Given problem: Examine the material below and count the lines that hold the word "Nifty". Report only the number.
— BEGIN Data to use —
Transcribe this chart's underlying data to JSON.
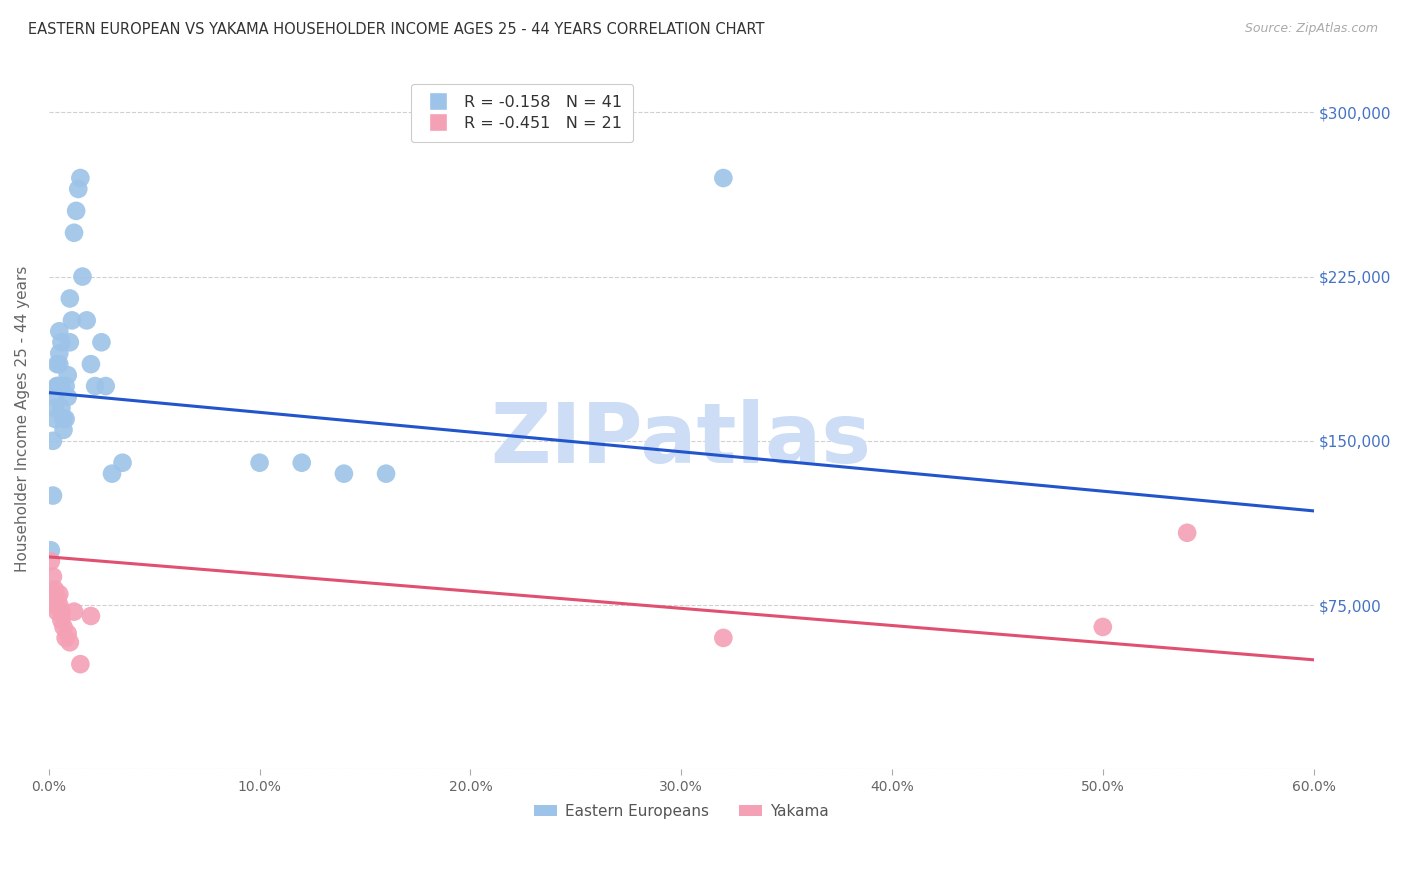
{
  "title": "EASTERN EUROPEAN VS YAKAMA HOUSEHOLDER INCOME AGES 25 - 44 YEARS CORRELATION CHART",
  "source": "Source: ZipAtlas.com",
  "ylabel": "Householder Income Ages 25 - 44 years",
  "xlabel_ticks": [
    "0.0%",
    "10.0%",
    "20.0%",
    "30.0%",
    "40.0%",
    "50.0%",
    "60.0%"
  ],
  "xlabel_vals": [
    0.0,
    0.1,
    0.2,
    0.3,
    0.4,
    0.5,
    0.6
  ],
  "ytick_vals": [
    0,
    75000,
    150000,
    225000,
    300000
  ],
  "xlim": [
    0.0,
    0.6
  ],
  "ylim": [
    0,
    320000
  ],
  "background_color": "#ffffff",
  "grid_color": "#d0d0d0",
  "right_tick_color": "#4472c4",
  "watermark_text": "ZIPatlas",
  "watermark_color": "#ccddf5",
  "series": [
    {
      "name": "Eastern Europeans",
      "R": -0.158,
      "N": 41,
      "color": "#9dc3e8",
      "line_color": "#2255cc",
      "x": [
        0.001,
        0.002,
        0.002,
        0.003,
        0.003,
        0.003,
        0.004,
        0.004,
        0.004,
        0.005,
        0.005,
        0.005,
        0.006,
        0.006,
        0.006,
        0.007,
        0.007,
        0.008,
        0.008,
        0.009,
        0.009,
        0.01,
        0.01,
        0.011,
        0.012,
        0.013,
        0.014,
        0.015,
        0.016,
        0.018,
        0.02,
        0.022,
        0.025,
        0.027,
        0.03,
        0.035,
        0.1,
        0.12,
        0.14,
        0.16,
        0.32
      ],
      "y": [
        100000,
        150000,
        125000,
        160000,
        165000,
        170000,
        175000,
        185000,
        175000,
        190000,
        200000,
        185000,
        195000,
        165000,
        175000,
        160000,
        155000,
        175000,
        160000,
        180000,
        170000,
        195000,
        215000,
        205000,
        245000,
        255000,
        265000,
        270000,
        225000,
        205000,
        185000,
        175000,
        195000,
        175000,
        135000,
        140000,
        140000,
        140000,
        135000,
        135000,
        270000
      ],
      "trendline_x": [
        0.0,
        0.6
      ],
      "trendline_y": [
        172000,
        118000
      ]
    },
    {
      "name": "Yakama",
      "R": -0.451,
      "N": 21,
      "color": "#f4a0b5",
      "line_color": "#e05070",
      "x": [
        0.001,
        0.002,
        0.002,
        0.003,
        0.003,
        0.004,
        0.004,
        0.005,
        0.005,
        0.006,
        0.006,
        0.007,
        0.008,
        0.009,
        0.01,
        0.012,
        0.015,
        0.02,
        0.32,
        0.5,
        0.54
      ],
      "y": [
        95000,
        88000,
        80000,
        82000,
        75000,
        78000,
        72000,
        80000,
        75000,
        72000,
        68000,
        65000,
        60000,
        62000,
        58000,
        72000,
        48000,
        70000,
        60000,
        65000,
        108000
      ],
      "trendline_x": [
        0.0,
        0.6
      ],
      "trendline_y": [
        97000,
        50000
      ]
    }
  ]
}
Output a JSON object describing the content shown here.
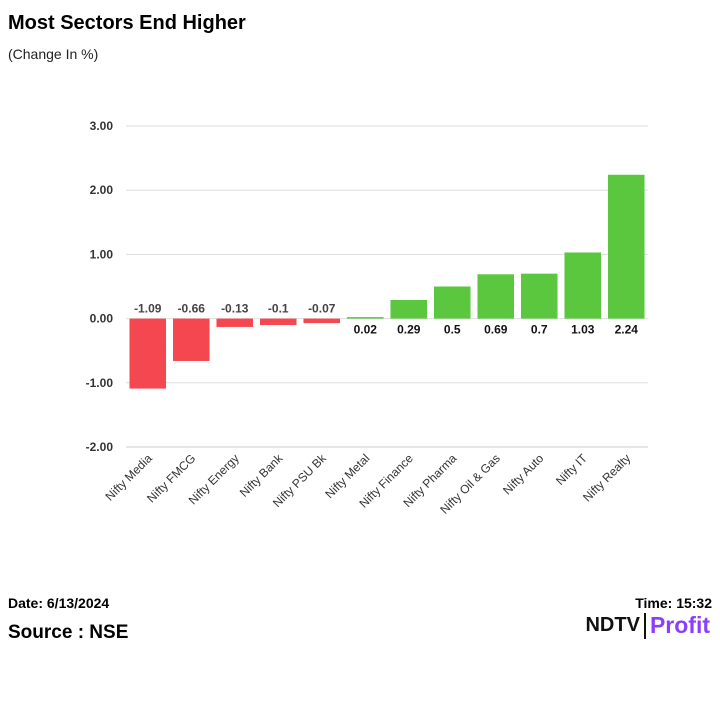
{
  "title": "Most Sectors End Higher",
  "subtitle": "(Change In %)",
  "footer": {
    "date": "Date: 6/13/2024",
    "time": "Time: 15:32",
    "source": "Source : NSE"
  },
  "logo": {
    "left": "NDTV",
    "right": "Profit"
  },
  "colors": {
    "positive": "#5ac73e",
    "negative": "#f5474f",
    "grid": "#dddddd",
    "logo_accent": "#8a3ffc"
  },
  "chart_data": {
    "type": "bar",
    "title": "Most Sectors End Higher",
    "subtitle": "(Change In %)",
    "xlabel": "",
    "ylabel": "",
    "ylim": [
      -2,
      3
    ],
    "yticks": [
      3,
      2,
      1,
      0,
      -1,
      -2
    ],
    "ytick_labels": [
      "3.00",
      "2.00",
      "1.00",
      "0.00",
      "-1.00",
      "-2.00"
    ],
    "grid": true,
    "categories": [
      "Nifty Media",
      "Nifty FMCG",
      "Nifty Energy",
      "Nifty Bank",
      "Nifty PSU Bk",
      "Nifty Metal",
      "Nifty Finance",
      "Nifty Pharma",
      "Nifty Oil & Gas",
      "Nifty Auto",
      "Nifty IT",
      "Nifty Realty"
    ],
    "values": [
      -1.09,
      -0.66,
      -0.13,
      -0.1,
      -0.07,
      0.02,
      0.29,
      0.5,
      0.69,
      0.7,
      1.03,
      2.24
    ],
    "labels": [
      "-1.09",
      "-0.66",
      "-0.13",
      "-0.1",
      "-0.07",
      "0.02",
      "0.29",
      "0.5",
      "0.69",
      "0.7",
      "1.03",
      "2.24"
    ]
  }
}
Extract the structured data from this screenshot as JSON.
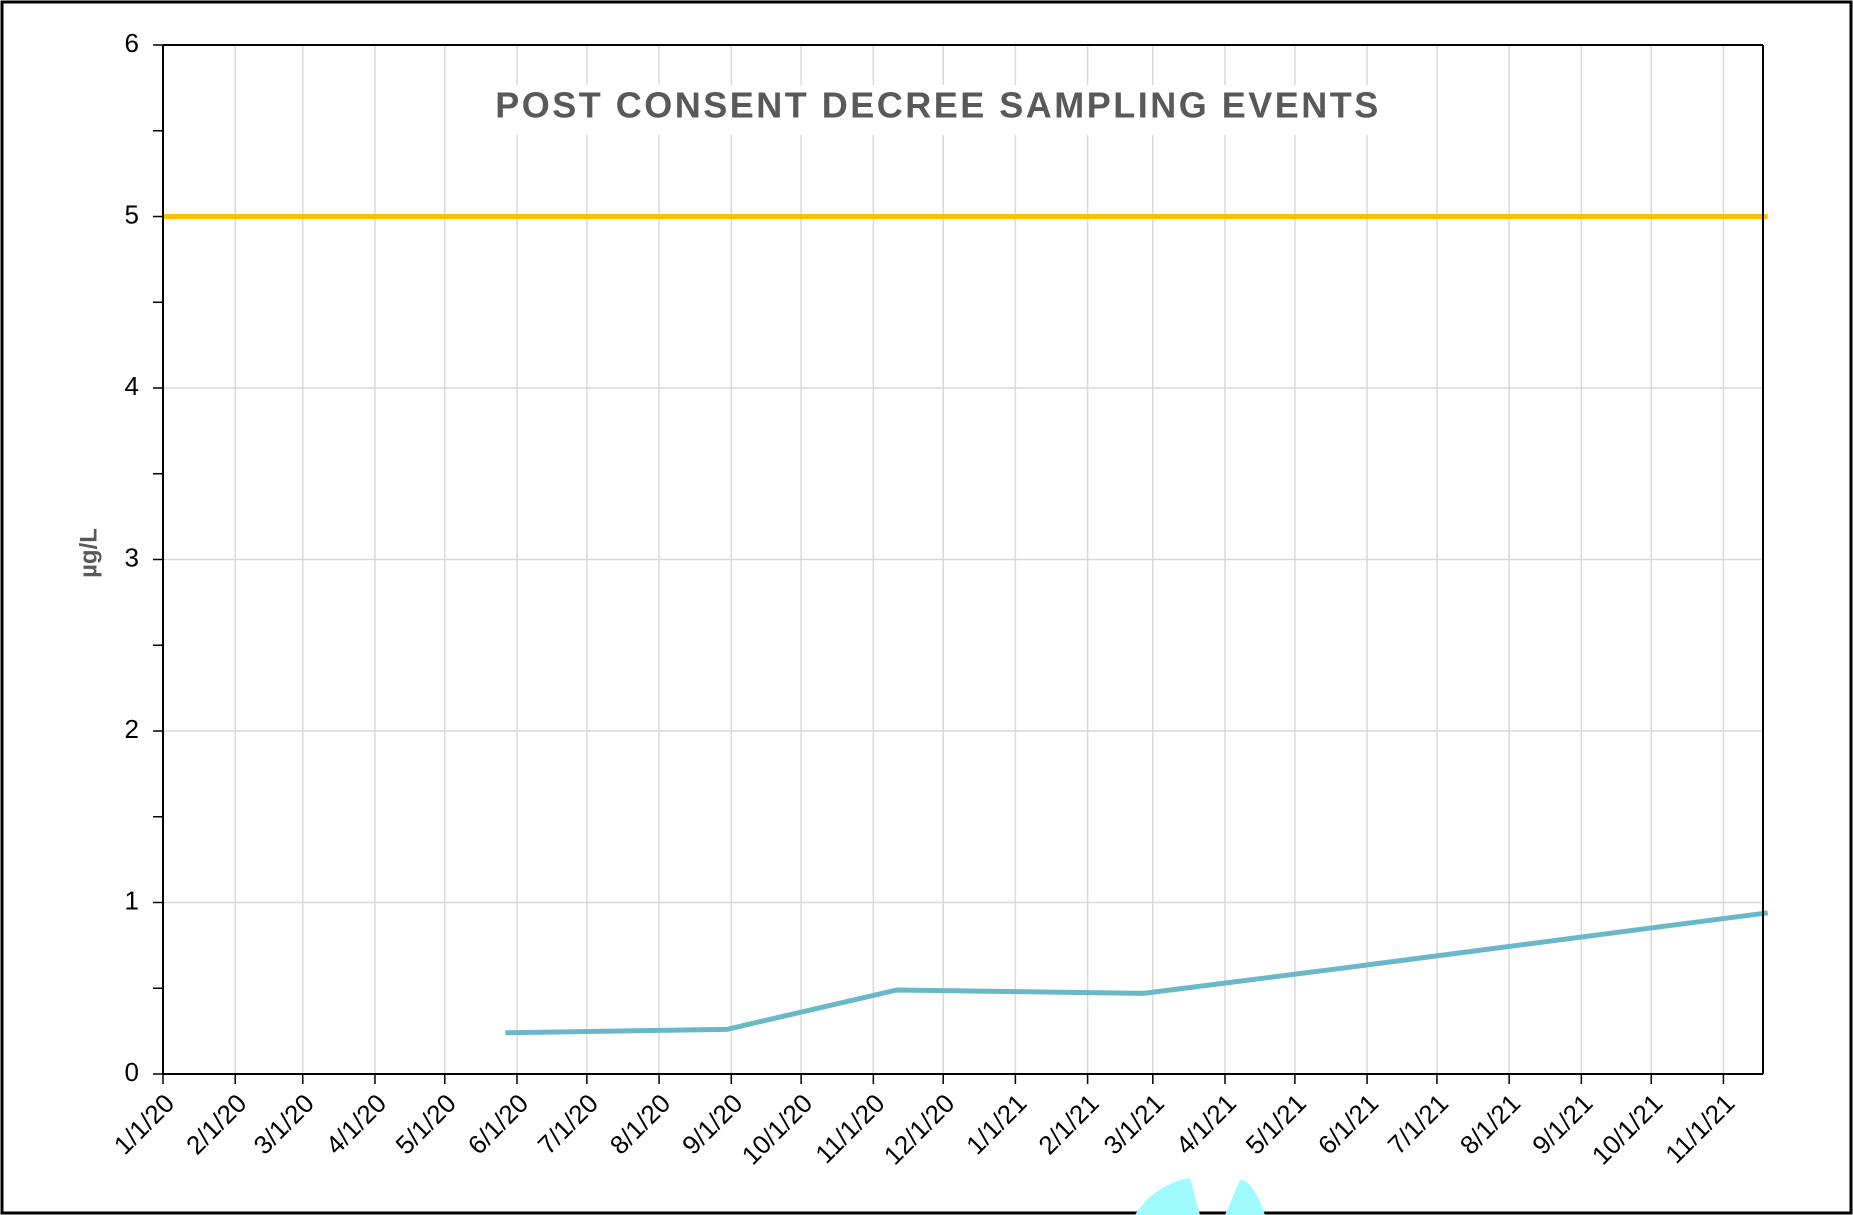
{
  "chart_data": {
    "type": "line",
    "title": "POST CONSENT DECREE SAMPLING EVENTS",
    "ylabel": "µg/L",
    "series": [
      {
        "color": "#ffc000",
        "x": [
          "1/1/20",
          "11/20/21"
        ],
        "values": [
          5,
          5
        ]
      },
      {
        "color": "#6ab7c9",
        "x": [
          "5/27/20",
          "8/30/20",
          "11/11/20",
          "2/25/21",
          "5/23/21",
          "11/20/21"
        ],
        "values": [
          0.24,
          0.26,
          0.49,
          0.47,
          0.62,
          0.94
        ]
      }
    ],
    "xlim": [
      "1/1/20",
      "11/18/21"
    ],
    "xticks": [
      "1/1/20",
      "2/1/20",
      "3/1/20",
      "4/1/20",
      "5/1/20",
      "6/1/20",
      "7/1/20",
      "8/1/20",
      "9/1/20",
      "10/1/20",
      "11/1/20",
      "12/1/20",
      "1/1/21",
      "2/1/21",
      "3/1/21",
      "4/1/21",
      "5/1/21",
      "6/1/21",
      "7/1/21",
      "8/1/21",
      "9/1/21",
      "10/1/21",
      "11/1/21"
    ],
    "ylim": [
      0,
      6
    ],
    "yticks": [
      0,
      1,
      2,
      3,
      4,
      5,
      6
    ],
    "grid": true
  }
}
— END Data to use —
Answer to the problem: 12